§ **What needs to be done**: Every line containing the word "cones" needs to be found and copied.

§ **Dataset entries**:
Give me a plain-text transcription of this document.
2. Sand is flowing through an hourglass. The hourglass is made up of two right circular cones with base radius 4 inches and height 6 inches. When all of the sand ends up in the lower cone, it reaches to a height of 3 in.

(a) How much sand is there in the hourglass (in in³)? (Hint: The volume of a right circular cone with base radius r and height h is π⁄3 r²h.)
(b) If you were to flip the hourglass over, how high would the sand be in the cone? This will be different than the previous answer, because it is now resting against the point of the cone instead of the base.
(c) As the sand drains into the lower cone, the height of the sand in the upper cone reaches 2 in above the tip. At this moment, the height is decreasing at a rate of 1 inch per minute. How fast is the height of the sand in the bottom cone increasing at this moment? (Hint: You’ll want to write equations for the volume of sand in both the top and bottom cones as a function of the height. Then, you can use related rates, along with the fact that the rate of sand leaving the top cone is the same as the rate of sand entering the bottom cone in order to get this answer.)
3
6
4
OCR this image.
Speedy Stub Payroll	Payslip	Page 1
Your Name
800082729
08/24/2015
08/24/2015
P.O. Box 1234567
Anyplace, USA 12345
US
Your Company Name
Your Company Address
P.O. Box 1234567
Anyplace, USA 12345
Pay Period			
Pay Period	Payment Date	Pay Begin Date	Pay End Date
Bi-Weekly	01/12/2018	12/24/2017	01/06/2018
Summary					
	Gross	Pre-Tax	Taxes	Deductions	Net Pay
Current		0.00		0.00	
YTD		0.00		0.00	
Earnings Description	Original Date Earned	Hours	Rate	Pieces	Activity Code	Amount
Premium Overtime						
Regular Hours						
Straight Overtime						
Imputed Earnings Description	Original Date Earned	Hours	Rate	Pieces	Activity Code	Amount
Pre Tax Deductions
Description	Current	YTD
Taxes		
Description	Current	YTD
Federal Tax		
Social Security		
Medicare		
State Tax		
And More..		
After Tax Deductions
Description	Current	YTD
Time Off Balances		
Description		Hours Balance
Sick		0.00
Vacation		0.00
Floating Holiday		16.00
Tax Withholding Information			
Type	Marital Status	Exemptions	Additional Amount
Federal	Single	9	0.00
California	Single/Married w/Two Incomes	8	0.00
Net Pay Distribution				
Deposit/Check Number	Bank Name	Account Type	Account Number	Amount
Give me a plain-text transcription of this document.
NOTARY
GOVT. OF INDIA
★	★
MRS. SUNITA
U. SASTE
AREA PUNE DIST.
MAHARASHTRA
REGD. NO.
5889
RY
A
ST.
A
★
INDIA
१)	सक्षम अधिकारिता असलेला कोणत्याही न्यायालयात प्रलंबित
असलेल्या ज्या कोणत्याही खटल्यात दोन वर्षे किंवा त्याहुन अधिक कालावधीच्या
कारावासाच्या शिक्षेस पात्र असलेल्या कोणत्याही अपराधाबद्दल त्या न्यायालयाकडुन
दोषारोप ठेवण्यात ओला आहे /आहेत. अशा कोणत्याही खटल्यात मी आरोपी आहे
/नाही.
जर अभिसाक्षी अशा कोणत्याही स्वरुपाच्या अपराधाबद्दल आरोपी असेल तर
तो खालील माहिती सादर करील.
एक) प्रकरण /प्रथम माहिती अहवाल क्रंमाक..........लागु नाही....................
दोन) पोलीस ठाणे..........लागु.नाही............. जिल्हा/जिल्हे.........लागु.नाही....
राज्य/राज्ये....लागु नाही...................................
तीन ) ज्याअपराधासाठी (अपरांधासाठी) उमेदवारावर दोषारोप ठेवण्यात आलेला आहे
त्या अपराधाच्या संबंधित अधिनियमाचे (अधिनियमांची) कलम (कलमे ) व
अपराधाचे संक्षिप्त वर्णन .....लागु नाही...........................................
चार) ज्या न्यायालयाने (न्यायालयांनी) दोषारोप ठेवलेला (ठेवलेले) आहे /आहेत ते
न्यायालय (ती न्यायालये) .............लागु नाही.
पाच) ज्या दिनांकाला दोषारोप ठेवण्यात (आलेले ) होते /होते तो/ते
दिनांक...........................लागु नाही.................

§ **Solved exercise**:
2. Sand is flowing through an hourglass. The hourglass is made up of two right circular cones with base radius 4 inches and height 6 inches. When all of the sand ends up in the lower cone, it reaches to a height of 3 in.
(c) As the sand drains into the lower cone, the height of the sand in the upper cone reaches 2 in above the tip. At this moment, the height is decreasing at a rate of 1 inch per minute. How fast is the height of the sand in the bottom cone increasing at this moment? (Hint: You’ll want to write equations for the volume of sand in both the top and bottom cones as a function of the height. Then, you can use related rates, along with the fact that the rate of sand leaving the top cone is the same as the rate of sand entering the bottom cone in order to get this answer.)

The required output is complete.